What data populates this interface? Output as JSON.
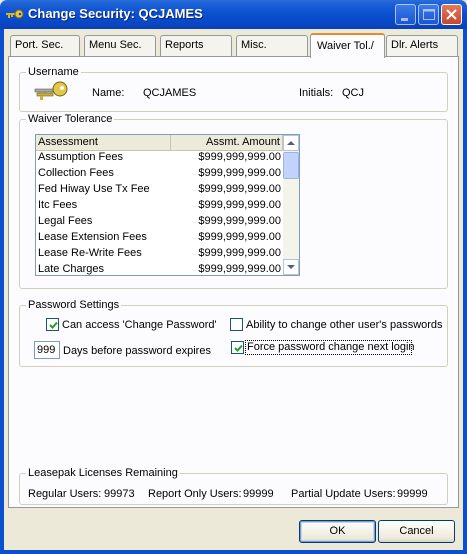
{
  "window": {
    "title": "Change Security: QCJAMES"
  },
  "tabs": [
    {
      "label": "Port. Sec."
    },
    {
      "label": "Menu Sec."
    },
    {
      "label": "Reports"
    },
    {
      "label": "Misc."
    },
    {
      "label": "Waiver Tol./"
    },
    {
      "label": "Dlr. Alerts"
    }
  ],
  "active_tab": "Waiver Tol./",
  "username_group": {
    "label": "Username",
    "name_label": "Name:",
    "name_value": "QCJAMES",
    "initials_label": "Initials:",
    "initials_value": "QCJ"
  },
  "waiver_group": {
    "label": "Waiver Tolerance",
    "columns": [
      "Assessment",
      "Assmt. Amount"
    ],
    "rows": [
      {
        "assessment": "Assumption Fees",
        "amount": "$999,999,999.00"
      },
      {
        "assessment": "Collection Fees",
        "amount": "$999,999,999.00"
      },
      {
        "assessment": "Fed Hiway Use Tx Fee",
        "amount": "$999,999,999.00"
      },
      {
        "assessment": "Itc Fees",
        "amount": "$999,999,999.00"
      },
      {
        "assessment": "Legal Fees",
        "amount": "$999,999,999.00"
      },
      {
        "assessment": "Lease Extension Fees",
        "amount": "$999,999,999.00"
      },
      {
        "assessment": "Lease Re-Write Fees",
        "amount": "$999,999,999.00"
      },
      {
        "assessment": "Late Charges",
        "amount": "$999,999,999.00"
      }
    ]
  },
  "password_group": {
    "label": "Password Settings",
    "can_access_label": "Can access 'Change Password'",
    "can_access_checked": true,
    "ability_label": "Ability to change other user's passwords",
    "ability_checked": false,
    "days_value": "999",
    "days_label": "Days before password expires",
    "force_label": "Force password change next login",
    "force_checked": true
  },
  "licenses_group": {
    "label": "Leasepak Licenses Remaining",
    "regular_label": "Regular Users:",
    "regular_value": "99973",
    "report_label": "Report Only Users:",
    "report_value": "99999",
    "partial_label": "Partial Update Users:",
    "partial_value": "99999"
  },
  "buttons": {
    "ok": "OK",
    "cancel": "Cancel"
  }
}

.....

Exercise instructions: Scan the material for lines with the word "Fees", and copy each line you find.

Exercise solution:
        "assessment": "Assumption Fees",
        "assessment": "Collection Fees",
        "assessment": "Itc Fees",
        "assessment": "Legal Fees",
        "assessment": "Lease Extension Fees",
        "assessment": "Lease Re-Write Fees",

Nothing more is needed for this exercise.